TO DO: Go through the data below. Pull out every line that has the word "Terhadap".
::: SOURCE MATERIAL :::
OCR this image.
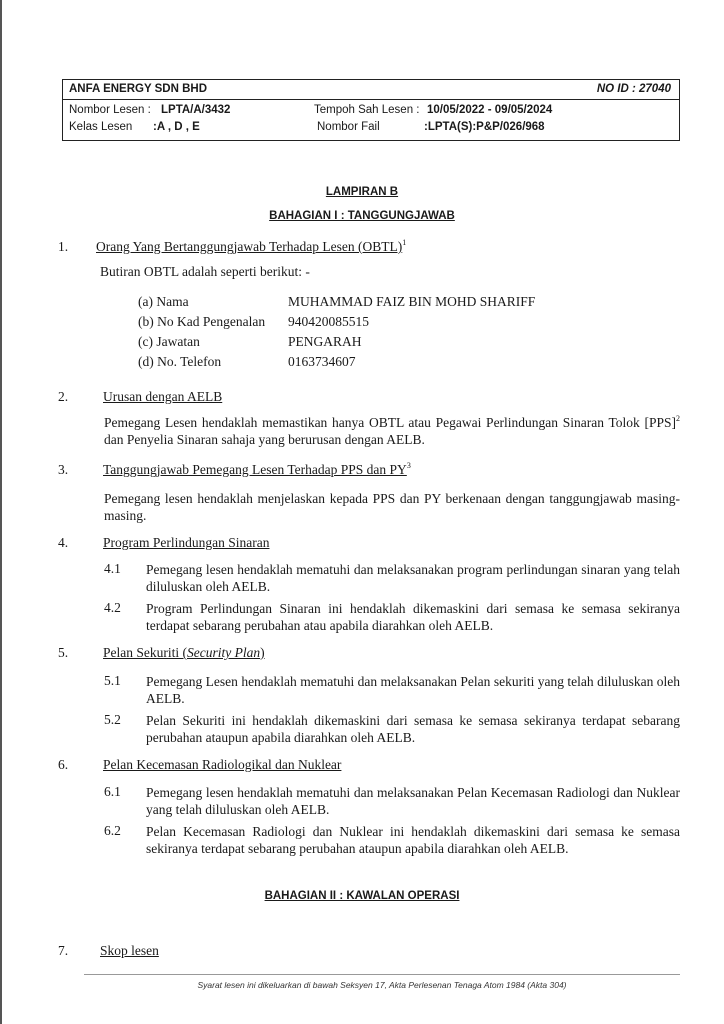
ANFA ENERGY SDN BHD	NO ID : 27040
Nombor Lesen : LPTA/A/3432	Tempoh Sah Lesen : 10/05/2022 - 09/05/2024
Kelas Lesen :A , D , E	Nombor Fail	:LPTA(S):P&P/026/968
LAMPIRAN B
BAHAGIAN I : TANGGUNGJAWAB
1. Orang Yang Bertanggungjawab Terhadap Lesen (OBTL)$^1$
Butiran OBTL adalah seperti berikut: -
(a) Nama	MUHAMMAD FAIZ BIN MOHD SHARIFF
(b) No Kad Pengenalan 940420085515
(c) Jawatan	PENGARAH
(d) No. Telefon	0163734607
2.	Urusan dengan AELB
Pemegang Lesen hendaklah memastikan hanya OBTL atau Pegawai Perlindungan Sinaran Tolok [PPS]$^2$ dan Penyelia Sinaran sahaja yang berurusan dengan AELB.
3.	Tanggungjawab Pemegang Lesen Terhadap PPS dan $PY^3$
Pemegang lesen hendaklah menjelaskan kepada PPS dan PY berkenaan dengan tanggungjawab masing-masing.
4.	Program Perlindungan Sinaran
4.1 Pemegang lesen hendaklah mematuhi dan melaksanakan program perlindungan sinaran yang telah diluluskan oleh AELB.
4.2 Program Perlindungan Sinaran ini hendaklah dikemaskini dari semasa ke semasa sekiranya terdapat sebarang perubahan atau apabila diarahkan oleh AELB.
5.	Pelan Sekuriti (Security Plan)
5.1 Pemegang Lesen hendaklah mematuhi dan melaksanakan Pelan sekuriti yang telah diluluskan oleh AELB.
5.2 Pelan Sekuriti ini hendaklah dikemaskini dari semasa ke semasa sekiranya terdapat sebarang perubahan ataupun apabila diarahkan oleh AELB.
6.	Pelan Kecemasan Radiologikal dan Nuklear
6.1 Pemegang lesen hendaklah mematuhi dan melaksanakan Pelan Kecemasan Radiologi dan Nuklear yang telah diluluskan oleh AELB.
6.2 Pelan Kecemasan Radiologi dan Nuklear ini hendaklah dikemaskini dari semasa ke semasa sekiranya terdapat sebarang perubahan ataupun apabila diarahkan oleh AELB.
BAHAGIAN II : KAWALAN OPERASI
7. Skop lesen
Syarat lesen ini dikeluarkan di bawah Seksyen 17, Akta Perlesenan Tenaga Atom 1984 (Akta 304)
:::
::: SOURCE MATERIAL :::
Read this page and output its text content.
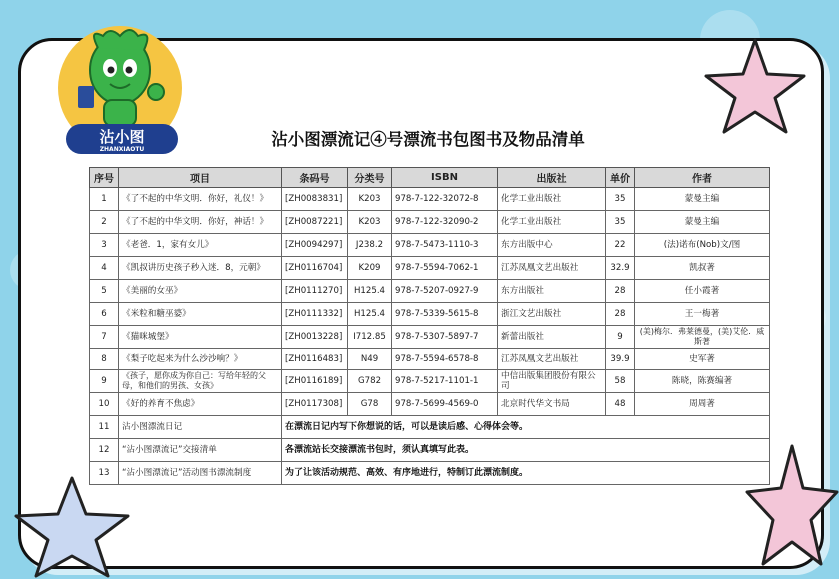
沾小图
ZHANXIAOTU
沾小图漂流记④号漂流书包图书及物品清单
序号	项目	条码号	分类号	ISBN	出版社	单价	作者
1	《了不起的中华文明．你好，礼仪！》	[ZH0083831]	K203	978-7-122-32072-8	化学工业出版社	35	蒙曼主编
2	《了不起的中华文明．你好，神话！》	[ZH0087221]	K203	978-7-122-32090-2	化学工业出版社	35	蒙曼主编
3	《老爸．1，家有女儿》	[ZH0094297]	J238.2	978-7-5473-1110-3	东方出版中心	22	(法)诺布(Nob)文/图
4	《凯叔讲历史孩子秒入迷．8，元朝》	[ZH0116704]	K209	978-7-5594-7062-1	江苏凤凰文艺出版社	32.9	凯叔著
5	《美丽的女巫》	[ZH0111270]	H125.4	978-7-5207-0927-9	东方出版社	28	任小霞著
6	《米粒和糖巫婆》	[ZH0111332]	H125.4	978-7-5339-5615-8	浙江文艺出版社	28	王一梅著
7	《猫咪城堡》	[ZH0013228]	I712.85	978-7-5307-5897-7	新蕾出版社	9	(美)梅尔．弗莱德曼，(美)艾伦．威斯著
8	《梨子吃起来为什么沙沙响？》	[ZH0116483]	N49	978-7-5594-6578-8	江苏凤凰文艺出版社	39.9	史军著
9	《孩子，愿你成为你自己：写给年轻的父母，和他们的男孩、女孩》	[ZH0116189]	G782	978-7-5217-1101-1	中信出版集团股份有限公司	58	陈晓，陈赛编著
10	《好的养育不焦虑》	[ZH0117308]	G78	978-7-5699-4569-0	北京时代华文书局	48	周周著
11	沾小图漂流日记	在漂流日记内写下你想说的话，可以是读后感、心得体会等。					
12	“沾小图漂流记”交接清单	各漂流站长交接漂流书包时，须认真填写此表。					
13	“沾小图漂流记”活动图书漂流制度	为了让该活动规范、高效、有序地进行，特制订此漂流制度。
:::
TASK SOLUTION:
1. Orang Yang Bertanggungjawab Terhadap Lesen (OBTL)$^1$
3.	Tanggungjawab Pemegang Lesen Terhadap PPS dan $PY^3$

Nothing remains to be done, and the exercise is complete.